Leave the pictures out. Return all other data exactly.

Dataset records on visual material

* * * * * * * * *

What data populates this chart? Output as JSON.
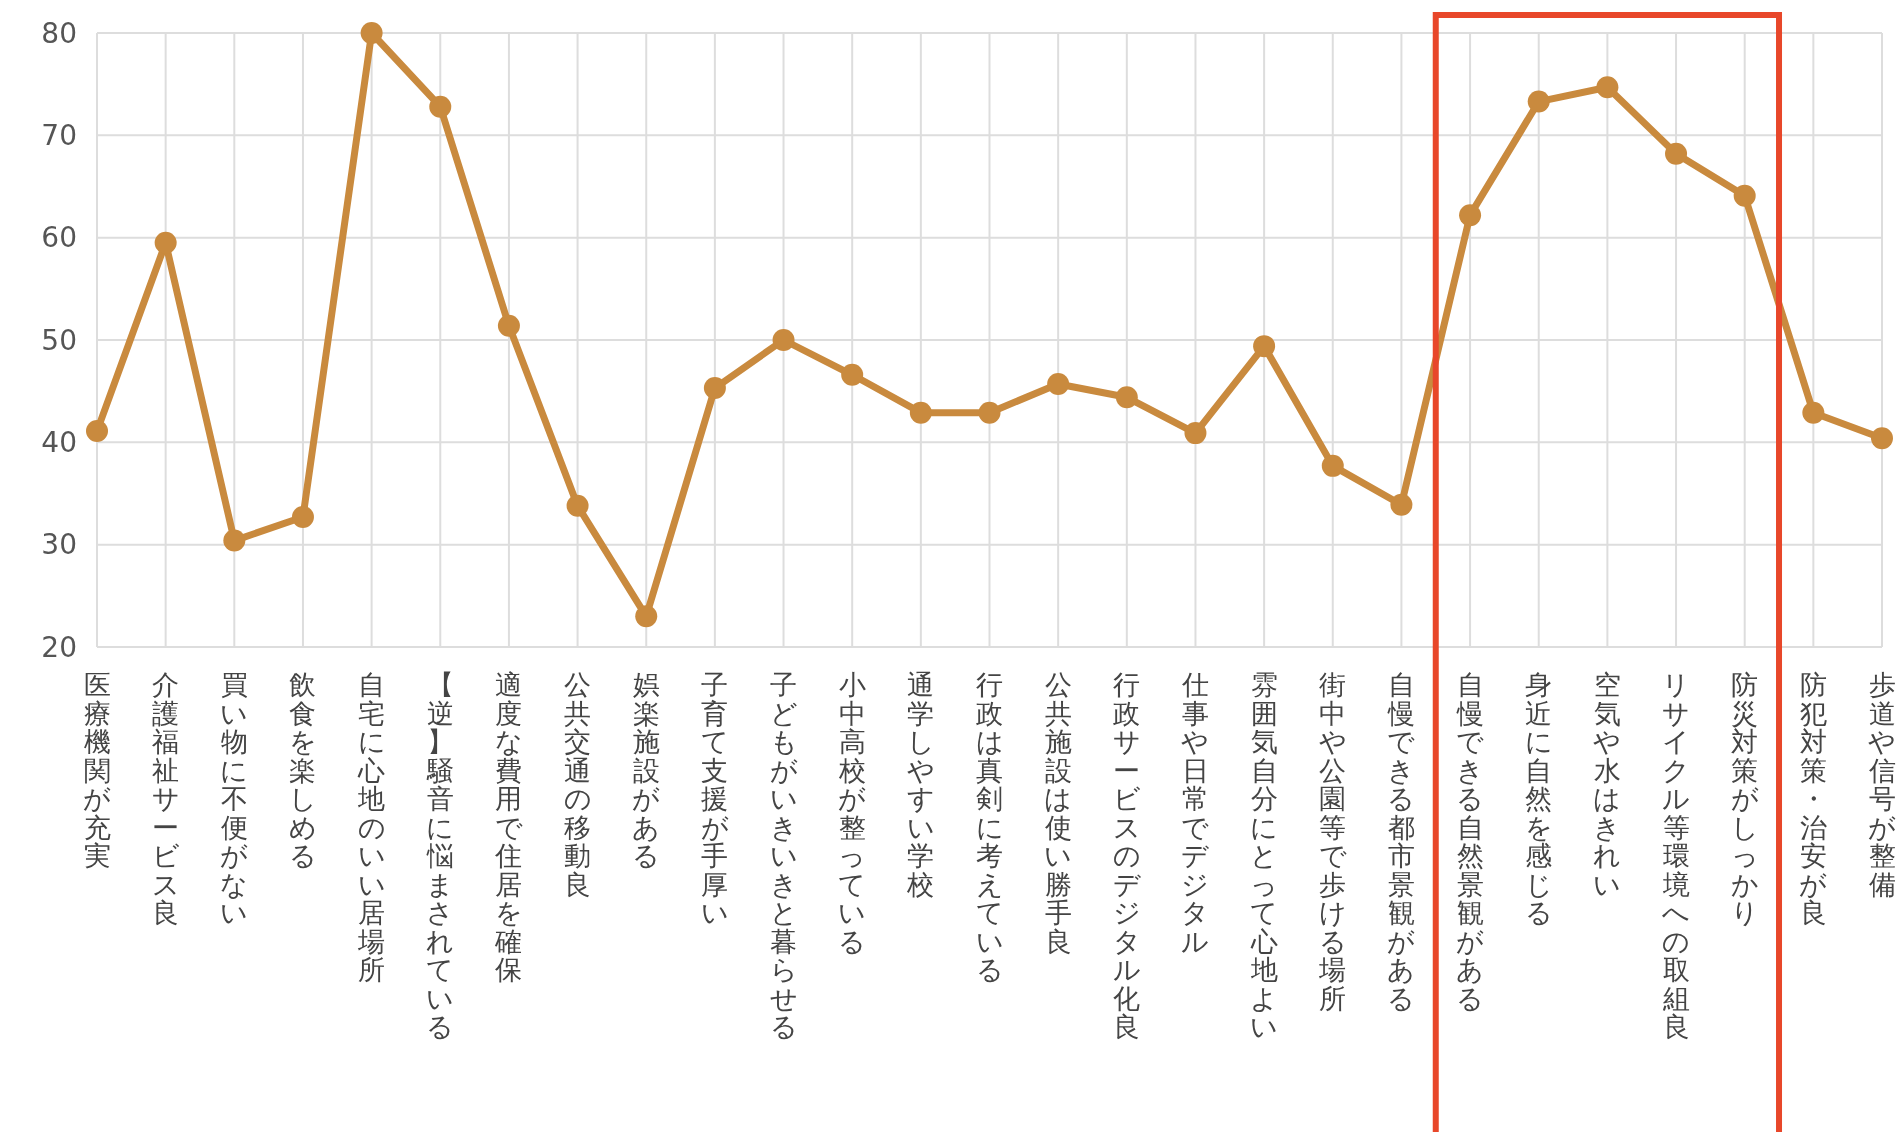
{
  "chart_data": {
    "type": "line",
    "categories": [
      "医療機関が充実",
      "介護福祉サービス良",
      "買い物に不便がない",
      "飲食を楽しめる",
      "自宅に心地のいい居場所",
      "【逆】騒音に悩まされている",
      "適度な費用で住居を確保",
      "公共交通の移動良",
      "娯楽施設がある",
      "子育て支援が手厚い",
      "子どもがいきいきと暮らせる",
      "小中高校が整っている",
      "通学しやすい学校",
      "行政は真剣に考えている",
      "公共施設は使い勝手良",
      "行政サービスのデジタル化良",
      "仕事や日常でデジタル",
      "雰囲気自分にとって心地よい",
      "街中や公園等で歩ける場所",
      "自慢できる都市景観がある",
      "自慢できる自然景観がある",
      "身近に自然を感じる",
      "空気や水はきれい",
      "リサイクル等環境への取組良",
      "防災対策がしっかり",
      "防犯対策・治安が良",
      "歩道や信号が整備"
    ],
    "series": [
      {
        "color": "#c98a3e",
        "values": [
          41.1,
          59.5,
          30.4,
          32.7,
          80,
          72.8,
          51.4,
          33.8,
          23,
          45.3,
          50,
          46.6,
          42.9,
          42.9,
          45.7,
          44.4,
          40.9,
          49.4,
          37.7,
          33.9,
          62.2,
          73.3,
          74.7,
          68.2,
          64.1,
          42.9,
          40.4
        ]
      }
    ],
    "ylim": [
      20,
      80
    ],
    "yticks": [
      20,
      30,
      40,
      50,
      60,
      70,
      80
    ],
    "grid": true,
    "marker": "circle",
    "line_style": "solid"
  }
}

* * * * * * * * *

Solution to this problem>
What data populates this chart? Output as JSON.
{
  "chart_data": {
    "type": "line",
    "categories": [
      "医療機関が充実",
      "介護福祉サービス良",
      "買い物に不便がない",
      "飲食を楽しめる",
      "自宅に心地のいい居場所",
      "【逆】騒音に悩まされている",
      "適度な費用で住居を確保",
      "公共交通の移動良",
      "娯楽施設がある",
      "子育て支援が手厚い",
      "子どもがいきいきと暮らせる",
      "小中高校が整っている",
      "通学しやすい学校",
      "行政は真剣に考えている",
      "公共施設は使い勝手良",
      "行政サービスのデジタル化良",
      "仕事や日常でデジタル",
      "雰囲気自分にとって心地よい",
      "街中や公園等で歩ける場所",
      "自慢できる都市景観がある",
      "自慢できる自然景観がある",
      "身近に自然を感じる",
      "空気や水はきれい",
      "リサイクル等環境への取組良",
      "防災対策がしっかり",
      "防犯対策・治安が良",
      "歩道や信号が整備"
    ],
    "series": [
      {
        "color": "#c98a3e",
        "values": [
          41.1,
          59.5,
          30.4,
          32.7,
          80,
          72.8,
          51.4,
          33.8,
          23,
          45.3,
          50,
          46.6,
          42.9,
          42.9,
          45.7,
          44.4,
          40.9,
          49.4,
          37.7,
          33.9,
          62.2,
          73.3,
          74.7,
          68.2,
          64.1,
          42.9,
          40.4
        ]
      }
    ],
    "ylim": [
      20,
      80
    ],
    "yticks": [
      20,
      30,
      40,
      50,
      60,
      70,
      80
    ],
    "grid": true,
    "marker": "circle",
    "line_style": "solid"
  }
}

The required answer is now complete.